Request –
Emit the entire listing verbatim.

Stored records
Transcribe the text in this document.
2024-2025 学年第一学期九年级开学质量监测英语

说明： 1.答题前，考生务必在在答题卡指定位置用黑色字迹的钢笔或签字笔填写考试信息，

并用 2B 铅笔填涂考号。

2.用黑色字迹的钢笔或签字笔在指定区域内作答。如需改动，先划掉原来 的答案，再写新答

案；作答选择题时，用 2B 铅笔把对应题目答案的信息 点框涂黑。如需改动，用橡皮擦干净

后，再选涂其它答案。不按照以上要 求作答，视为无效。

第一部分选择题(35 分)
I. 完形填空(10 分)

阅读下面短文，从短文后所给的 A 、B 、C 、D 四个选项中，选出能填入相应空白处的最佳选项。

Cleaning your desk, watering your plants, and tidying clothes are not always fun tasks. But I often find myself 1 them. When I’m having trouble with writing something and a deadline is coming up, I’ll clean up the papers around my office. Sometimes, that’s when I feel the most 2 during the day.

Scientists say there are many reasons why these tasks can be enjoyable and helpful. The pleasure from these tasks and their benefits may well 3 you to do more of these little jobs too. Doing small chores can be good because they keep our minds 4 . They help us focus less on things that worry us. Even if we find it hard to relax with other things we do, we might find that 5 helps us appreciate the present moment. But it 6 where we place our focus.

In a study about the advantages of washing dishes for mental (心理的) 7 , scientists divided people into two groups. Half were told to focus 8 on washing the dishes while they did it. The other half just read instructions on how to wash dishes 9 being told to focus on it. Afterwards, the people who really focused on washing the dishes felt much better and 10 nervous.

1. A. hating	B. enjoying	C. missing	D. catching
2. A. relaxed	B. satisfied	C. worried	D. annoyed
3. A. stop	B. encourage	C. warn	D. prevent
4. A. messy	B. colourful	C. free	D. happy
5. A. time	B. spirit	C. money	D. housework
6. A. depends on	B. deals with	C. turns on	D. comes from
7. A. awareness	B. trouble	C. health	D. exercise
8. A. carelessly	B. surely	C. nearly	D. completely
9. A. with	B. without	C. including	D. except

Completed exercise –
Transcribe the text in this document.
2024-2025 学年第一学期九年级开学质量监测英语

说明： 1.答题前，考生务必在在答题卡指定位置用黑色字迹的钢笔或签字笔填写考试信息，

并用 2B 铅笔填涂考号。

2.用黑色字迹的钢笔或签字笔在指定区域内作答。如需改动，先划掉原来 的答案，再写新答

案；作答选择题时，用 2B 铅笔把对应题目答案的信息 点框涂黑。如需改动，用橡皮擦干净

后，再选涂其它答案。不按照以上要 求作答，视为无效。

第一部分选择题(35 分)
I. 完形填空(10 分)

阅读下面短文，从短文后所给的 A 、B 、C 、D 四个选项中，选出能填入相应空白处的最佳选项。

Cleaning your desk, watering your plants, and tidying clothes are not always fun tasks. But I often find myself 1 them. When I’m having trouble with writing something and a deadline is coming up, I’ll clean up the papers around my office. Sometimes, that’s when I feel the most 2 during the day.

Scientists say there are many reasons why these tasks can be enjoyable and helpful. The pleasure from these tasks and their benefits may well 3 you to do more of these little jobs too. Doing small chores can be good because they keep our minds 4 . They help us focus less on things that worry us. Even if we find it hard to relax with other things we do, we might find that 5 helps us appreciate the present moment. But it 6 where we place our focus.

In a study about the advantages of washing dishes for mental (心理的) 7 , scientists divided people into two groups. Half were told to focus 8 on washing the dishes while they did it. The other half just read instructions on how to wash dishes 9 being told to focus on it. Afterwards, the people who really focused on washing the dishes felt much better and 10 nervous.

1. A. hating	B. enjoying	C. missing	D. catching
2. A. relaxed	B. satisfied	C. worried	D. annoyed
3. A. stop	B. encourage	C. warn	D. prevent
4. A. messy	B. colourful	C. free	D. happy
5. A. time	B. spirit	C. money	D. housework
6. A. depends on	B. deals with	C. turns on	D. comes from
7. A. awareness	B. trouble	C. health	D. exercise
8. A. carelessly	B. surely	C. nearly	D. completely
9. A. with	B. without	C. including	D. except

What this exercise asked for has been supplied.